### [Your instructions]
Repeat exactly the lines that run from the one containing "Read this page and output its text content." to the end of the data, and leave out all others.

### [Recorded data]
______

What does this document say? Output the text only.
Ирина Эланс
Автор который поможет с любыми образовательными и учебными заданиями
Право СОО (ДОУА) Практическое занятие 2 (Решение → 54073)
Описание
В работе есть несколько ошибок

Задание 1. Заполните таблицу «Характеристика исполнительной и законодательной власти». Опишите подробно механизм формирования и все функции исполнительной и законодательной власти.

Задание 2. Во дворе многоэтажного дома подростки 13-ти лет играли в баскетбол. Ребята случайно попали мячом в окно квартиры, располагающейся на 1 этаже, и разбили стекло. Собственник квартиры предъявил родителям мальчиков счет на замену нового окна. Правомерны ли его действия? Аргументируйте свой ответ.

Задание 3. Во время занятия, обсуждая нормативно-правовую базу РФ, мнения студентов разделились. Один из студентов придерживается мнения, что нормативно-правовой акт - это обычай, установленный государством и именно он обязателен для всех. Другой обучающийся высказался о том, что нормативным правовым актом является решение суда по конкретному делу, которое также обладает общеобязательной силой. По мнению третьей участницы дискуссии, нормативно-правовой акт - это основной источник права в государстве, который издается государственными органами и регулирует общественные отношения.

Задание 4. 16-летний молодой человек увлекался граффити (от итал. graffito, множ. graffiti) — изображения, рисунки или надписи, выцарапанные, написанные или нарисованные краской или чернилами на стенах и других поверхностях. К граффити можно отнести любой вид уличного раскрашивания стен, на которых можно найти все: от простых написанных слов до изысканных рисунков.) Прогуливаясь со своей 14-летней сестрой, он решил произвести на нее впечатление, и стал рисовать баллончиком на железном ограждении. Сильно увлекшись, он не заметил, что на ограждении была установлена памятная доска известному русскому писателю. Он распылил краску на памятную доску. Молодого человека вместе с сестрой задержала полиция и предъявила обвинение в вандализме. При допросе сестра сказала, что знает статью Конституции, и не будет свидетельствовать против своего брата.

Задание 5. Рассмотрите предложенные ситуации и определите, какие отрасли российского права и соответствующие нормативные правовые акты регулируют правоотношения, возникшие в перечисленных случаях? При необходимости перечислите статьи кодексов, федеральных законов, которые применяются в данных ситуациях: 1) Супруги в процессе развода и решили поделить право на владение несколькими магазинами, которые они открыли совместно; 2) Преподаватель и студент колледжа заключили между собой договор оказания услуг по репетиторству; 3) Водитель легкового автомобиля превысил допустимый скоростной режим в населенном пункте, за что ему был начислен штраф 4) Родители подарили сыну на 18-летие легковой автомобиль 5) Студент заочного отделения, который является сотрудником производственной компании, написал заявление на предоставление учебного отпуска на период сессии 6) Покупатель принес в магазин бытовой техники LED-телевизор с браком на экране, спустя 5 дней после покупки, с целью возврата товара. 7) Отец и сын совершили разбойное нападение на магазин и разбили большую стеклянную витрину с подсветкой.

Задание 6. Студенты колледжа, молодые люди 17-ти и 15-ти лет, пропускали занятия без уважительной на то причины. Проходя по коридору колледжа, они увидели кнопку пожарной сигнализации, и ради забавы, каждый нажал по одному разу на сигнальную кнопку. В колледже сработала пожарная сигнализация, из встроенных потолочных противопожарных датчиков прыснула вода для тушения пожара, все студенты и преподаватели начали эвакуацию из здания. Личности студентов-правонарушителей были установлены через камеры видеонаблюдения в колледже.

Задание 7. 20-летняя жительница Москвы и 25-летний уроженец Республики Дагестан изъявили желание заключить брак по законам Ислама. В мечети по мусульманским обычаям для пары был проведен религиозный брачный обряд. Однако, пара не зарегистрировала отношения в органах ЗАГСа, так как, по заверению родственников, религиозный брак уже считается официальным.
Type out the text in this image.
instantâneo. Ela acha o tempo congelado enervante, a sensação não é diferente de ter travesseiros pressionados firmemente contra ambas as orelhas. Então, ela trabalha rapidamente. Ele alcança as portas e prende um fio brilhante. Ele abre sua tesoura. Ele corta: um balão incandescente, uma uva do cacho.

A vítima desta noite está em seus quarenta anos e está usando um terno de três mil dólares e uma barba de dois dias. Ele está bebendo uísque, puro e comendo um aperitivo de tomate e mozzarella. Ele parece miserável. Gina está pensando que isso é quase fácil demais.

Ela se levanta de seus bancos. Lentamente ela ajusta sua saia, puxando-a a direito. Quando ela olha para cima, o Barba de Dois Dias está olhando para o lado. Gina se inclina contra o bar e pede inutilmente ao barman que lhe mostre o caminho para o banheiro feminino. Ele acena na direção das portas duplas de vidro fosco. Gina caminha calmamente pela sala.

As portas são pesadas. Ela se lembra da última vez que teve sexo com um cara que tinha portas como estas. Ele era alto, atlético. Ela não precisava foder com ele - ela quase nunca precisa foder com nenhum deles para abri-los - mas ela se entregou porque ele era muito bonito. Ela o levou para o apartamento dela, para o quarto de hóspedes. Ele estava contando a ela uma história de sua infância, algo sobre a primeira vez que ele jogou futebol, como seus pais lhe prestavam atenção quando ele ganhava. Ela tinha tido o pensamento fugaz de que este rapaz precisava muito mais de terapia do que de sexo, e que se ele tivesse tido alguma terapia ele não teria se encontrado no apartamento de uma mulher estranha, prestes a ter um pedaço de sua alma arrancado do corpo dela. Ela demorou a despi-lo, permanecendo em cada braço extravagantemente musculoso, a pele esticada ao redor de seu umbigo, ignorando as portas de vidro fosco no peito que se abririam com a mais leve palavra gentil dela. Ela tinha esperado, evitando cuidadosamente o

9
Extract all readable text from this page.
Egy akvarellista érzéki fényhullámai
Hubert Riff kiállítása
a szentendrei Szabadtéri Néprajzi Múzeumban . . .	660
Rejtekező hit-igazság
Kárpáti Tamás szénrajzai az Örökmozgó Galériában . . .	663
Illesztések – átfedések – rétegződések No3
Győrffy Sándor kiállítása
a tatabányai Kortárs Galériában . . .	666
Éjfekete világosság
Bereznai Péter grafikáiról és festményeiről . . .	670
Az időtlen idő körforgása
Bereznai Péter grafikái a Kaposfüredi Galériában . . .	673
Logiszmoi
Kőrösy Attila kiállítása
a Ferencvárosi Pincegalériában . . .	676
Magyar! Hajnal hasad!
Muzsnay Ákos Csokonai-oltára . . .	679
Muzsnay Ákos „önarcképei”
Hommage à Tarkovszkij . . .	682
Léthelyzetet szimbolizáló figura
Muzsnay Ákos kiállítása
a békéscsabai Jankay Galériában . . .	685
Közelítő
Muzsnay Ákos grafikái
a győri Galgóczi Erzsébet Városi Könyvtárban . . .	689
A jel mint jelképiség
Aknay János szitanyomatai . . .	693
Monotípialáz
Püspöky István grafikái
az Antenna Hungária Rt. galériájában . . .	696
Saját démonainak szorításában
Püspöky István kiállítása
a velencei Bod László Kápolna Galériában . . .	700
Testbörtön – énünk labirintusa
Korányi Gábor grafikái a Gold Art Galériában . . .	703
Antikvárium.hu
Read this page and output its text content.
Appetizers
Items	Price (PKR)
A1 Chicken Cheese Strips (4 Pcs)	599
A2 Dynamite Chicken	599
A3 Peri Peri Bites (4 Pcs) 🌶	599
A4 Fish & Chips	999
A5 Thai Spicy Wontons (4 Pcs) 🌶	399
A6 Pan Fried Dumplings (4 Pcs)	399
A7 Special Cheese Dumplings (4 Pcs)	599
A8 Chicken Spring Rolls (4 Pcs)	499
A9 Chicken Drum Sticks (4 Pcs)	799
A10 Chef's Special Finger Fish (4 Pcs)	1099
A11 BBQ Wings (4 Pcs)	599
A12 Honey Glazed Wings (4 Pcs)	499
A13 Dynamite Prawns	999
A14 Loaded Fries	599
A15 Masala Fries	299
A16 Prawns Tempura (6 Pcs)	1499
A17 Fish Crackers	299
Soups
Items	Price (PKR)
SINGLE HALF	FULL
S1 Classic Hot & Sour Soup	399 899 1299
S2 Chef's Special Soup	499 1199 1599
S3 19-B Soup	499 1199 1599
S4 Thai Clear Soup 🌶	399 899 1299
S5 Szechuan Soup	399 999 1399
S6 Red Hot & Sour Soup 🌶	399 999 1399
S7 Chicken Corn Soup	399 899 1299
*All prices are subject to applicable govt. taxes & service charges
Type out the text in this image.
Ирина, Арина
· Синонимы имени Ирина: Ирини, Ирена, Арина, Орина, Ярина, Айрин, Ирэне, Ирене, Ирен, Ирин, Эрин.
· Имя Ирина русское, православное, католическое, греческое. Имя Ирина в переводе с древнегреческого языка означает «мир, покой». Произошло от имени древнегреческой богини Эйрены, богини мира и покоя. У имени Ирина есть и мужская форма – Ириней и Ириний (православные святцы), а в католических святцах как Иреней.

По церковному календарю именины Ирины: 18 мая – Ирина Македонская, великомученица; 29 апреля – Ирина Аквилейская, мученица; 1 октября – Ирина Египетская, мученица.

______

### [Correct response]
Read this page and output its text content.
Appetizers
Items	Price (PKR)
A1 Chicken Cheese Strips (4 Pcs)	599
A2 Dynamite Chicken	599
A3 Peri Peri Bites (4 Pcs) 🌶	599
A4 Fish & Chips	999
A5 Thai Spicy Wontons (4 Pcs) 🌶	399
A6 Pan Fried Dumplings (4 Pcs)	399
A7 Special Cheese Dumplings (4 Pcs)	599
A8 Chicken Spring Rolls (4 Pcs)	499
A9 Chicken Drum Sticks (4 Pcs)	799
A10 Chef's Special Finger Fish (4 Pcs)	1099
A11 BBQ Wings (4 Pcs)	599
A12 Honey Glazed Wings (4 Pcs)	499
A13 Dynamite Prawns	999
A14 Loaded Fries	599
A15 Masala Fries	299
A16 Prawns Tempura (6 Pcs)	1499
A17 Fish Crackers	299
Soups
Items	Price (PKR)
SINGLE HALF	FULL
S1 Classic Hot & Sour Soup	399 899 1299
S2 Chef's Special Soup	499 1199 1599
S3 19-B Soup	499 1199 1599
S4 Thai Clear Soup 🌶	399 899 1299
S5 Szechuan Soup	399 999 1399
S6 Red Hot & Sour Soup 🌶	399 999 1399
S7 Chicken Corn Soup	399 899 1299
*All prices are subject to applicable govt. taxes & service charges
Type out the text in this image.
Ирина, Арина
· Синонимы имени Ирина: Ирини, Ирена, Арина, Орина, Ярина, Айрин, Ирэне, Ирене, Ирен, Ирин, Эрин.
· Имя Ирина русское, православное, католическое, греческое. Имя Ирина в переводе с древнегреческого языка означает «мир, покой». Произошло от имени древнегреческой богини Эйрены, богини мира и покоя. У имени Ирина есть и мужская форма – Ириней и Ириний (православные святцы), а в католических святцах как Иреней.

По церковному календарю именины Ирины: 18 мая – Ирина Македонская, великомученица; 29 апреля – Ирина Аквилейская, мученица; 1 октября – Ирина Египетская, мученица.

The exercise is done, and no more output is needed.